The request ▸ Check each line of the listing for the string "SOLIDWORKS", count the lines that have it, and answer with that number only.

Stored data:
————

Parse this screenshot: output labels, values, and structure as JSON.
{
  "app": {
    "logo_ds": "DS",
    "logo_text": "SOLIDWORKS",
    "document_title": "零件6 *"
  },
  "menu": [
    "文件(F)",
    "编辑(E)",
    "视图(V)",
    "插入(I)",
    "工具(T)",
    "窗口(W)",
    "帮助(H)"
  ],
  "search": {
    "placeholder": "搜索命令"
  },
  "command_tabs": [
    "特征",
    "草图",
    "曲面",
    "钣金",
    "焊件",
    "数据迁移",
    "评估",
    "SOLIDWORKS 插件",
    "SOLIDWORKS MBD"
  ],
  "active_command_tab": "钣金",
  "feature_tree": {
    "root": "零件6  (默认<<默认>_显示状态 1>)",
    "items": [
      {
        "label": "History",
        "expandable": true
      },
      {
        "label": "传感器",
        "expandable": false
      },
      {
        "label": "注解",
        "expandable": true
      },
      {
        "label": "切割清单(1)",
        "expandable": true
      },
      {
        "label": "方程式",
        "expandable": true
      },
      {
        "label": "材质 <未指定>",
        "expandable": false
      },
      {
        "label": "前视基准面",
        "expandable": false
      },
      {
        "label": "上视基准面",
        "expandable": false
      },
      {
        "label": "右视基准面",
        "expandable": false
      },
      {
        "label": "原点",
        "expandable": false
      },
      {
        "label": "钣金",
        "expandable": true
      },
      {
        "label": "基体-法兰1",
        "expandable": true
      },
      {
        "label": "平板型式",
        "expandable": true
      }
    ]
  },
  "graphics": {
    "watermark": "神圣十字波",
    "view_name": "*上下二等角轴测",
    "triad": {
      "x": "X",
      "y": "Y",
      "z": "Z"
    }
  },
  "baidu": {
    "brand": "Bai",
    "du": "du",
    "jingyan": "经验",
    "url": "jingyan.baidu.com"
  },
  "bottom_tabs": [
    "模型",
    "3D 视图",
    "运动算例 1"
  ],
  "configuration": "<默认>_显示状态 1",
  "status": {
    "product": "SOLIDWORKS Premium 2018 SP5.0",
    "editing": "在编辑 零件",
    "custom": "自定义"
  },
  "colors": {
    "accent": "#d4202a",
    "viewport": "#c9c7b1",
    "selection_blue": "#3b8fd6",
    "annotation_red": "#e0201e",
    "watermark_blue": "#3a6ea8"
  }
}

————

Task answer ▸ 4